(Figure dataset records)
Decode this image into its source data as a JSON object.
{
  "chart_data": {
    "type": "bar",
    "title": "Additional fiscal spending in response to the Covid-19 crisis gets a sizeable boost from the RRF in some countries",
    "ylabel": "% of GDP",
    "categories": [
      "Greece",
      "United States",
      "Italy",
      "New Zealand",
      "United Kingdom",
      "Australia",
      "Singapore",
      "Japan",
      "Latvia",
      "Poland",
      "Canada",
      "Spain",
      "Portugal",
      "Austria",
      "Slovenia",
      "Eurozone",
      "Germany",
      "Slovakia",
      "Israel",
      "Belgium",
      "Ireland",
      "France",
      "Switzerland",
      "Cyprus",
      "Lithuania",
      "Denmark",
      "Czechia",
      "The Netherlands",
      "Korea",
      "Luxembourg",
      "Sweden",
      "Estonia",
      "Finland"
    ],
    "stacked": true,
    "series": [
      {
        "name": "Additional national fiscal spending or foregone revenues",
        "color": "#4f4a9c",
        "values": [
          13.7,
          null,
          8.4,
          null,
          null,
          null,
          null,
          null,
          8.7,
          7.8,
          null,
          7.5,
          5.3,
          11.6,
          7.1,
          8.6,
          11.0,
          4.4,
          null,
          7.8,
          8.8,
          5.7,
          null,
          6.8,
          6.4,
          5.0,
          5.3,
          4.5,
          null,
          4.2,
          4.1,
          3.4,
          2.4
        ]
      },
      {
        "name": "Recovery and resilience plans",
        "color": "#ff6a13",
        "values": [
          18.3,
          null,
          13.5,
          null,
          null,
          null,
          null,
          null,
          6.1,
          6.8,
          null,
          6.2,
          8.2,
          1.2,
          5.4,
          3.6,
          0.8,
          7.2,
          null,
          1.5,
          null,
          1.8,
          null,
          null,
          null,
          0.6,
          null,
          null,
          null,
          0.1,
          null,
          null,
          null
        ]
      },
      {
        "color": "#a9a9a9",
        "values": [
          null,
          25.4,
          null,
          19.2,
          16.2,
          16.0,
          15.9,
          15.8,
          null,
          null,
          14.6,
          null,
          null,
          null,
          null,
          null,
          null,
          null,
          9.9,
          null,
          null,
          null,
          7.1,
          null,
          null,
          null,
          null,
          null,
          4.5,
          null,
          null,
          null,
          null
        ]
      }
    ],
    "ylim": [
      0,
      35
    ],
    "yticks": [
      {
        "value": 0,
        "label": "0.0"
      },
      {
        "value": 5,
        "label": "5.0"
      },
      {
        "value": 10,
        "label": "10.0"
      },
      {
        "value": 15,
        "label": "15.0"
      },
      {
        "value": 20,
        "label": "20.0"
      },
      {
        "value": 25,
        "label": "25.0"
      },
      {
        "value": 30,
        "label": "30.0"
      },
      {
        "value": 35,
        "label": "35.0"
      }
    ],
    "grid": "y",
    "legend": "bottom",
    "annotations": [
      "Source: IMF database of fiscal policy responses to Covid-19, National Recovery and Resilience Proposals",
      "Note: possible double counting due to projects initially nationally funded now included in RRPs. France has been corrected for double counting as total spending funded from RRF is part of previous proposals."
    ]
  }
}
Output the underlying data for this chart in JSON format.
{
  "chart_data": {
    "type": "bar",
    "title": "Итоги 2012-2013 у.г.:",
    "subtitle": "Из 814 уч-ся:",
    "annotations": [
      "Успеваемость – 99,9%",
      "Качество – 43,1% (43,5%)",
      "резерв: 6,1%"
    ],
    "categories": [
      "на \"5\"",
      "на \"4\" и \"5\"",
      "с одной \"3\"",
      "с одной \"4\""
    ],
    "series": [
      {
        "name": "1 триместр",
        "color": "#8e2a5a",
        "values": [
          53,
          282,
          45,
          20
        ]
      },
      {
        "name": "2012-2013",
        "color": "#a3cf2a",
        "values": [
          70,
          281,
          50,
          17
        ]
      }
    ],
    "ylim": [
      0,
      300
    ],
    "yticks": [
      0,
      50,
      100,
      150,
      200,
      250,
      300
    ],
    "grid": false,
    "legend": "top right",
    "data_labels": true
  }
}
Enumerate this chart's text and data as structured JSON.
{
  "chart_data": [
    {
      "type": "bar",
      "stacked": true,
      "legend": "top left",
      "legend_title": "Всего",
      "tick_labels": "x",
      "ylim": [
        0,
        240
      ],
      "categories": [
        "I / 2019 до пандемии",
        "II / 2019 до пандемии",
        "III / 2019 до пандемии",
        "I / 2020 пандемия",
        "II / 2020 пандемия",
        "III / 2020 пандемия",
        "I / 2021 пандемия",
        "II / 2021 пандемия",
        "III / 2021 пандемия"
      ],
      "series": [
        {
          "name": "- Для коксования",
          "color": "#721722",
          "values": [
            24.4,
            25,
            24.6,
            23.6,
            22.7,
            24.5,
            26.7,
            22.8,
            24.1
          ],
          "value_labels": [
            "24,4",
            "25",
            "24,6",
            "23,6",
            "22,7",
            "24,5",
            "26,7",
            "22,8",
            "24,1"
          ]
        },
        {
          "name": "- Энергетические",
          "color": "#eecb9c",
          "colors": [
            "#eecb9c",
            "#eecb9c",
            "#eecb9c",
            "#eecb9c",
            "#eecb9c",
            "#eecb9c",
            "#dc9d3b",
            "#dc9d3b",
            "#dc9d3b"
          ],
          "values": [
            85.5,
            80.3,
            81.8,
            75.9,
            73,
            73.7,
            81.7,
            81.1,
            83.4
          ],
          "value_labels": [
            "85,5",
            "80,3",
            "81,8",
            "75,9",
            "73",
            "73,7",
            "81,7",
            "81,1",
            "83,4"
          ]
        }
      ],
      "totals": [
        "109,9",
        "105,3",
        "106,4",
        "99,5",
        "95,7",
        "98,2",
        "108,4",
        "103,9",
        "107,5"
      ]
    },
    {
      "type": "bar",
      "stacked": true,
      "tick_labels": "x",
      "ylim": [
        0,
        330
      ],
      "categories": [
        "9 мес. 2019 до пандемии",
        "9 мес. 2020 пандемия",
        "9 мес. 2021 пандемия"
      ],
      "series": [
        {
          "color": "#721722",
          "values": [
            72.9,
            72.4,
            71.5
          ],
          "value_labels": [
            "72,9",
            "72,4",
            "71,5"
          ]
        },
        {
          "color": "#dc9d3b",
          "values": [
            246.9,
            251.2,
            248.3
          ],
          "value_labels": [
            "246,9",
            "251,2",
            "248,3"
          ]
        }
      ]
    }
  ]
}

# Aim of the task
Transcribe every entry verbatim.

# Response to this exercise
Decode this image into its source data as a JSON object.
{
  "chart_data": {
    "type": "bar",
    "title": "Additional fiscal spending in response to the Covid-19 crisis gets a sizeable boost from the RRF in some countries",
    "ylabel": "% of GDP",
    "categories": [
      "Greece",
      "United States",
      "Italy",
      "New Zealand",
      "United Kingdom",
      "Australia",
      "Singapore",
      "Japan",
      "Latvia",
      "Poland",
      "Canada",
      "Spain",
      "Portugal",
      "Austria",
      "Slovenia",
      "Eurozone",
      "Germany",
      "Slovakia",
      "Israel",
      "Belgium",
      "Ireland",
      "France",
      "Switzerland",
      "Cyprus",
      "Lithuania",
      "Denmark",
      "Czechia",
      "The Netherlands",
      "Korea",
      "Luxembourg",
      "Sweden",
      "Estonia",
      "Finland"
    ],
    "stacked": true,
    "series": [
      {
        "name": "Additional national fiscal spending or foregone revenues",
        "color": "#4f4a9c",
        "values": [
          13.7,
          null,
          8.4,
          null,
          null,
          null,
          null,
          null,
          8.7,
          7.8,
          null,
          7.5,
          5.3,
          11.6,
          7.1,
          8.6,
          11.0,
          4.4,
          null,
          7.8,
          8.8,
          5.7,
          null,
          6.8,
          6.4,
          5.0,
          5.3,
          4.5,
          null,
          4.2,
          4.1,
          3.4,
          2.4
        ]
      },
      {
        "name": "Recovery and resilience plans",
        "color": "#ff6a13",
        "values": [
          18.3,
          null,
          13.5,
          null,
          null,
          null,
          null,
          null,
          6.1,
          6.8,
          null,
          6.2,
          8.2,
          1.2,
          5.4,
          3.6,
          0.8,
          7.2,
          null,
          1.5,
          null,
          1.8,
          null,
          null,
          null,
          0.6,
          null,
          null,
          null,
          0.1,
          null,
          null,
          null
        ]
      },
      {
        "color": "#a9a9a9",
        "values": [
          null,
          25.4,
          null,
          19.2,
          16.2,
          16.0,
          15.9,
          15.8,
          null,
          null,
          14.6,
          null,
          null,
          null,
          null,
          null,
          null,
          null,
          9.9,
          null,
          null,
          null,
          7.1,
          null,
          null,
          null,
          null,
          null,
          4.5,
          null,
          null,
          null,
          null
        ]
      }
    ],
    "ylim": [
      0,
      35
    ],
    "yticks": [
      {
        "value": 0,
        "label": "0.0"
      },
      {
        "value": 5,
        "label": "5.0"
      },
      {
        "value": 10,
        "label": "10.0"
      },
      {
        "value": 15,
        "label": "15.0"
      },
      {
        "value": 20,
        "label": "20.0"
      },
      {
        "value": 25,
        "label": "25.0"
      },
      {
        "value": 30,
        "label": "30.0"
      },
      {
        "value": 35,
        "label": "35.0"
      }
    ],
    "grid": "y",
    "legend": "bottom",
    "annotations": [
      "Source: IMF database of fiscal policy responses to Covid-19, National Recovery and Resilience Proposals",
      "Note: possible double counting due to projects initially nationally funded now included in RRPs. France has been corrected for double counting as total spending funded from RRF is part of previous proposals."
    ]
  }
}
Output the underlying data for this chart in JSON format.
{
  "chart_data": {
    "type": "bar",
    "title": "Итоги 2012-2013 у.г.:",
    "subtitle": "Из 814 уч-ся:",
    "annotations": [
      "Успеваемость – 99,9%",
      "Качество – 43,1% (43,5%)",
      "резерв: 6,1%"
    ],
    "categories": [
      "на \"5\"",
      "на \"4\" и \"5\"",
      "с одной \"3\"",
      "с одной \"4\""
    ],
    "series": [
      {
        "name": "1 триместр",
        "color": "#8e2a5a",
        "values": [
          53,
          282,
          45,
          20
        ]
      },
      {
        "name": "2012-2013",
        "color": "#a3cf2a",
        "values": [
          70,
          281,
          50,
          17
        ]
      }
    ],
    "ylim": [
      0,
      300
    ],
    "yticks": [
      0,
      50,
      100,
      150,
      200,
      250,
      300
    ],
    "grid": false,
    "legend": "top right",
    "data_labels": true
  }
}
Enumerate this chart's text and data as structured JSON.
{
  "chart_data": [
    {
      "type": "bar",
      "stacked": true,
      "legend": "top left",
      "legend_title": "Всего",
      "tick_labels": "x",
      "ylim": [
        0,
        240
      ],
      "categories": [
        "I / 2019 до пандемии",
        "II / 2019 до пандемии",
        "III / 2019 до пандемии",
        "I / 2020 пандемия",
        "II / 2020 пандемия",
        "III / 2020 пандемия",
        "I / 2021 пандемия",
        "II / 2021 пандемия",
        "III / 2021 пандемия"
      ],
      "series": [
        {
          "name": "- Для коксования",
          "color": "#721722",
          "values": [
            24.4,
            25,
            24.6,
            23.6,
            22.7,
            24.5,
            26.7,
            22.8,
            24.1
          ],
          "value_labels": [
            "24,4",
            "25",
            "24,6",
            "23,6",
            "22,7",
            "24,5",
            "26,7",
            "22,8",
            "24,1"
          ]
        },
        {
          "name": "- Энергетические",
          "color": "#eecb9c",
          "colors": [
            "#eecb9c",
            "#eecb9c",
            "#eecb9c",
            "#eecb9c",
            "#eecb9c",
            "#eecb9c",
            "#dc9d3b",
            "#dc9d3b",
            "#dc9d3b"
          ],
          "values": [
            85.5,
            80.3,
            81.8,
            75.9,
            73,
            73.7,
            81.7,
            81.1,
            83.4
          ],
          "value_labels": [
            "85,5",
            "80,3",
            "81,8",
            "75,9",
            "73",
            "73,7",
            "81,7",
            "81,1",
            "83,4"
          ]
        }
      ],
      "totals": [
        "109,9",
        "105,3",
        "106,4",
        "99,5",
        "95,7",
        "98,2",
        "108,4",
        "103,9",
        "107,5"
      ]
    },
    {
      "type": "bar",
      "stacked": true,
      "tick_labels": "x",
      "ylim": [
        0,
        330
      ],
      "categories": [
        "9 мес. 2019 до пандемии",
        "9 мес. 2020 пандемия",
        "9 мес. 2021 пандемия"
      ],
      "series": [
        {
          "color": "#721722",
          "values": [
            72.9,
            72.4,
            71.5
          ],
          "value_labels": [
            "72,9",
            "72,4",
            "71,5"
          ]
        },
        {
          "color": "#dc9d3b",
          "values": [
            246.9,
            251.2,
            248.3
          ],
          "value_labels": [
            "246,9",
            "251,2",
            "248,3"
          ]
        }
      ]
    }
  ]
}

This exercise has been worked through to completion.